» **GOAL OF THE EXERCISE**:
Single out the lines that include the word "into". Copy them.

* * * * * * * * *

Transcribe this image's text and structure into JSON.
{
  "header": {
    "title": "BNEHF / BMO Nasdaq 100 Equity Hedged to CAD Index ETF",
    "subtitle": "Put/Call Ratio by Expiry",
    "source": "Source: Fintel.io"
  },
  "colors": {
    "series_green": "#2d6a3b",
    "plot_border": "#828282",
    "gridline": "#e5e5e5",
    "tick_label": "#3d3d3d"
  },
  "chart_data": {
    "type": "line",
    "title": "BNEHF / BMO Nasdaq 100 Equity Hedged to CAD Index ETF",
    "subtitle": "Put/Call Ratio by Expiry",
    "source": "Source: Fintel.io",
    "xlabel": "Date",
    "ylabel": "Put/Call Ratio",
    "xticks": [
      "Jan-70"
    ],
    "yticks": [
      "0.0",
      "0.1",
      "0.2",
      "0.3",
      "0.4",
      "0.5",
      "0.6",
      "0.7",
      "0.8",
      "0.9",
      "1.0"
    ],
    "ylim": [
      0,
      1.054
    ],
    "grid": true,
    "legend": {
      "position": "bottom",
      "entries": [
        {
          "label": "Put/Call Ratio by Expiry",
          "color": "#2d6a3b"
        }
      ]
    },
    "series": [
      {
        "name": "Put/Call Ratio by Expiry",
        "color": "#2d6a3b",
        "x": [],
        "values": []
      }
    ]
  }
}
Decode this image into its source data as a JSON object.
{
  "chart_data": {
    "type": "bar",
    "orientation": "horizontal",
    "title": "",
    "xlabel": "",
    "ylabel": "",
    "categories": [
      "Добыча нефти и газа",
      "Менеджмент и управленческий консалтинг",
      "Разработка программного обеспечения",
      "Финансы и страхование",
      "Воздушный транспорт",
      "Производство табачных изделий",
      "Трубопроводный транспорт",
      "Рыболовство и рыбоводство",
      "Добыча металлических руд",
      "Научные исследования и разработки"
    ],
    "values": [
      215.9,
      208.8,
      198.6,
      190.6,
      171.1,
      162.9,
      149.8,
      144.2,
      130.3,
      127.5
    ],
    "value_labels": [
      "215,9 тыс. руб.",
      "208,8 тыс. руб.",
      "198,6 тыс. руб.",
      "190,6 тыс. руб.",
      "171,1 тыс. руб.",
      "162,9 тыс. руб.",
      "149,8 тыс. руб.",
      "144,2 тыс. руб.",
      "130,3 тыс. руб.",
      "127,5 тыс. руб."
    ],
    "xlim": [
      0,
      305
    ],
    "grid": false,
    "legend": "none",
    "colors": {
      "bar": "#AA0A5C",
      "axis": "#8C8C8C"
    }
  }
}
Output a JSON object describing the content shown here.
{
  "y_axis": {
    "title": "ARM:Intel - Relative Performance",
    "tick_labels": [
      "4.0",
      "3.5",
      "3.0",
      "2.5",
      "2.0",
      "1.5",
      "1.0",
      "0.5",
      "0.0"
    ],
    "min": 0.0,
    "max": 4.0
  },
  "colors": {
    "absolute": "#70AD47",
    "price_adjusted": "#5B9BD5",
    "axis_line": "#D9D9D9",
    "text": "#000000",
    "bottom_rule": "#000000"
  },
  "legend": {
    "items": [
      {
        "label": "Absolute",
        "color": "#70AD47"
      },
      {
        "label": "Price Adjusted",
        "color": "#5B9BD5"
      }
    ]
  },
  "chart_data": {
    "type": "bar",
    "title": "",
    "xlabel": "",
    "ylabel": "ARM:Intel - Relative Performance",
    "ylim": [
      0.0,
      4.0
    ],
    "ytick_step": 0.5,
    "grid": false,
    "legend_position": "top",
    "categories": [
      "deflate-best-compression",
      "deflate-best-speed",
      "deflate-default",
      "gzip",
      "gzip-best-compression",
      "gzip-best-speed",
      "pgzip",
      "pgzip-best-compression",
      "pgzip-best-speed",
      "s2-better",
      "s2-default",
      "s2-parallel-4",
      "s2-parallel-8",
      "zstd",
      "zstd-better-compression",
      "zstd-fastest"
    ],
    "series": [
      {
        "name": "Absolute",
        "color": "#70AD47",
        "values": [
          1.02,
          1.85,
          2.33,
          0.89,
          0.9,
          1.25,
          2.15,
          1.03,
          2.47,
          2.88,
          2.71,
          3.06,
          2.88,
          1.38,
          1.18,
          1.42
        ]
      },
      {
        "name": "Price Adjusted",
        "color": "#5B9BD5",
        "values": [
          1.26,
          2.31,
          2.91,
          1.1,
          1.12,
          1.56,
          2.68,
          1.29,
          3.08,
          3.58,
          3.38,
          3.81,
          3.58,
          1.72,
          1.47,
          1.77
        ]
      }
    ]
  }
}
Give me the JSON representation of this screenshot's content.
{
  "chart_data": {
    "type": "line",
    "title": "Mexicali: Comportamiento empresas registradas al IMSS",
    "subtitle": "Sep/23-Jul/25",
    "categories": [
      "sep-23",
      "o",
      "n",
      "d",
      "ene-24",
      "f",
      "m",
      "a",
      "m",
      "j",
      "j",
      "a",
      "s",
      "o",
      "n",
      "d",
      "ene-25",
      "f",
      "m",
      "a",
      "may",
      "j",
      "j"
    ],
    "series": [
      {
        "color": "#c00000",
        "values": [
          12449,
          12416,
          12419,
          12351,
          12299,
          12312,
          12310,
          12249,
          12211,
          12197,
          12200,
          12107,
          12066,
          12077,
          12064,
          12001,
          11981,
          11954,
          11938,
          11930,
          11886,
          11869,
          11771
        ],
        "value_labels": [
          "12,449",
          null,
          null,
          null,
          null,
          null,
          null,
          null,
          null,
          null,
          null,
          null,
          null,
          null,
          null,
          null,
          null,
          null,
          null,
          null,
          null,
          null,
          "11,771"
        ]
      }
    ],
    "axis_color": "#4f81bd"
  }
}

* * * * * * * * *

» **ANSWER**:
Transcribe this image's text and structure into JSON.
Decode this image into its source data as a JSON object.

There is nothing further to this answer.